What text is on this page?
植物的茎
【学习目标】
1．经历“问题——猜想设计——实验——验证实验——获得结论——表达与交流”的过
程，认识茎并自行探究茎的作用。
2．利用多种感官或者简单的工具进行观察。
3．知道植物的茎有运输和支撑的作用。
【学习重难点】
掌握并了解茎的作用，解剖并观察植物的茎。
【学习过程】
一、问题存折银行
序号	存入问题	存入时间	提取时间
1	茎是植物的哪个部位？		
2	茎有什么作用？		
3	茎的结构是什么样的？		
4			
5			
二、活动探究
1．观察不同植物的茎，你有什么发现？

++++

Objective: Print out every record again, exactly and in full.

In response:
What text is on this page?
植物的茎
【学习目标】
1．经历“问题——猜想设计——实验——验证实验——获得结论——表达与交流”的过
程，认识茎并自行探究茎的作用。
2．利用多种感官或者简单的工具进行观察。
3．知道植物的茎有运输和支撑的作用。
【学习重难点】
掌握并了解茎的作用，解剖并观察植物的茎。
【学习过程】
一、问题存折银行
序号	存入问题	存入时间	提取时间
1	茎是植物的哪个部位？		
2	茎有什么作用？		
3	茎的结构是什么样的？		
4			
5			
二、活动探究
1．观察不同植物的茎，你有什么发现？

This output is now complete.